WRITTEN REQUEST. Print the listing below exactly.

RAW RECORDS.
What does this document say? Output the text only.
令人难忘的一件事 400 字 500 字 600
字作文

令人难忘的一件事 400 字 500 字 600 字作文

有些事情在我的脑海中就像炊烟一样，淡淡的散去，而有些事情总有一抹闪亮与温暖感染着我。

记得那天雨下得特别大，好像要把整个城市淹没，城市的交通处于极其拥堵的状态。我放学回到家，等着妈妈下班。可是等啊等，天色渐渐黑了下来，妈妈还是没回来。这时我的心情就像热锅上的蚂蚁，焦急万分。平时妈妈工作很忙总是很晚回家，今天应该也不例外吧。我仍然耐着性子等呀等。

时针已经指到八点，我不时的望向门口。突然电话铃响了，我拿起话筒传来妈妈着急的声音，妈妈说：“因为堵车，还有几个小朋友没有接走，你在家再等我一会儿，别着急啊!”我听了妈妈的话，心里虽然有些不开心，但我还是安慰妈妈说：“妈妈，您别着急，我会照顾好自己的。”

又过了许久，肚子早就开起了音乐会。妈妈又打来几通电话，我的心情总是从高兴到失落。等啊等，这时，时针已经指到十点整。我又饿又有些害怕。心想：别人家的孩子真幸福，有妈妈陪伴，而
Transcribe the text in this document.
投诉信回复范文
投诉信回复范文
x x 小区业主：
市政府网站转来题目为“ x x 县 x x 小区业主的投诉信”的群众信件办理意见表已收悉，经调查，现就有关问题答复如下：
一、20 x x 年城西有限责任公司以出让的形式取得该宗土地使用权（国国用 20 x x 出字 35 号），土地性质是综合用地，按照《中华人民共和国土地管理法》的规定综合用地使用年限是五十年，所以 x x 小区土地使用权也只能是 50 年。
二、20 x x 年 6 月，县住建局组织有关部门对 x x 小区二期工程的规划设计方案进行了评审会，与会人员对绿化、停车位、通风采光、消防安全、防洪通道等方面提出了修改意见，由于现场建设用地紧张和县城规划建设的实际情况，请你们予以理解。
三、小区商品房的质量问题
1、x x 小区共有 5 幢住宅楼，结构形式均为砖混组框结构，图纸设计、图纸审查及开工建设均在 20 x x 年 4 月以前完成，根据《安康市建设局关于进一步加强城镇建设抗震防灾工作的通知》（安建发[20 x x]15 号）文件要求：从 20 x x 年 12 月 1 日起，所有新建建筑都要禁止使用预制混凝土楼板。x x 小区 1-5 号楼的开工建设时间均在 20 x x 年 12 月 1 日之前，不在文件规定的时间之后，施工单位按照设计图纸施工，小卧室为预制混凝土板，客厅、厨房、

EXERCISE RESULT.
What does this document say? Output the text only.
令人难忘的一件事 400 字 500 字 600
字作文

令人难忘的一件事 400 字 500 字 600 字作文

有些事情在我的脑海中就像炊烟一样，淡淡的散去，而有些事情总有一抹闪亮与温暖感染着我。

记得那天雨下得特别大，好像要把整个城市淹没，城市的交通处于极其拥堵的状态。我放学回到家，等着妈妈下班。可是等啊等，天色渐渐黑了下来，妈妈还是没回来。这时我的心情就像热锅上的蚂蚁，焦急万分。平时妈妈工作很忙总是很晚回家，今天应该也不例外吧。我仍然耐着性子等呀等。

时针已经指到八点，我不时的望向门口。突然电话铃响了，我拿起话筒传来妈妈着急的声音，妈妈说：“因为堵车，还有几个小朋友没有接走，你在家再等我一会儿，别着急啊!”我听了妈妈的话，心里虽然有些不开心，但我还是安慰妈妈说：“妈妈，您别着急，我会照顾好自己的。”

又过了许久，肚子早就开起了音乐会。妈妈又打来几通电话，我的心情总是从高兴到失落。等啊等，这时，时针已经指到十点整。我又饿又有些害怕。心想：别人家的孩子真幸福，有妈妈陪伴，而
Transcribe the text in this document.
投诉信回复范文
投诉信回复范文
x x 小区业主：
市政府网站转来题目为“ x x 县 x x 小区业主的投诉信”的群众信件办理意见表已收悉，经调查，现就有关问题答复如下：
一、20 x x 年城西有限责任公司以出让的形式取得该宗土地使用权（国国用 20 x x 出字 35 号），土地性质是综合用地，按照《中华人民共和国土地管理法》的规定综合用地使用年限是五十年，所以 x x 小区土地使用权也只能是 50 年。
二、20 x x 年 6 月，县住建局组织有关部门对 x x 小区二期工程的规划设计方案进行了评审会，与会人员对绿化、停车位、通风采光、消防安全、防洪通道等方面提出了修改意见，由于现场建设用地紧张和县城规划建设的实际情况，请你们予以理解。
三、小区商品房的质量问题
1、x x 小区共有 5 幢住宅楼，结构形式均为砖混组框结构，图纸设计、图纸审查及开工建设均在 20 x x 年 4 月以前完成，根据《安康市建设局关于进一步加强城镇建设抗震防灾工作的通知》（安建发[20 x x]15 号）文件要求：从 20 x x 年 12 月 1 日起，所有新建建筑都要禁止使用预制混凝土楼板。x x 小区 1-5 号楼的开工建设时间均在 20 x x 年 12 月 1 日之前，不在文件规定的时间之后，施工单位按照设计图纸施工，小卧室为预制混凝土板，客厅、厨房、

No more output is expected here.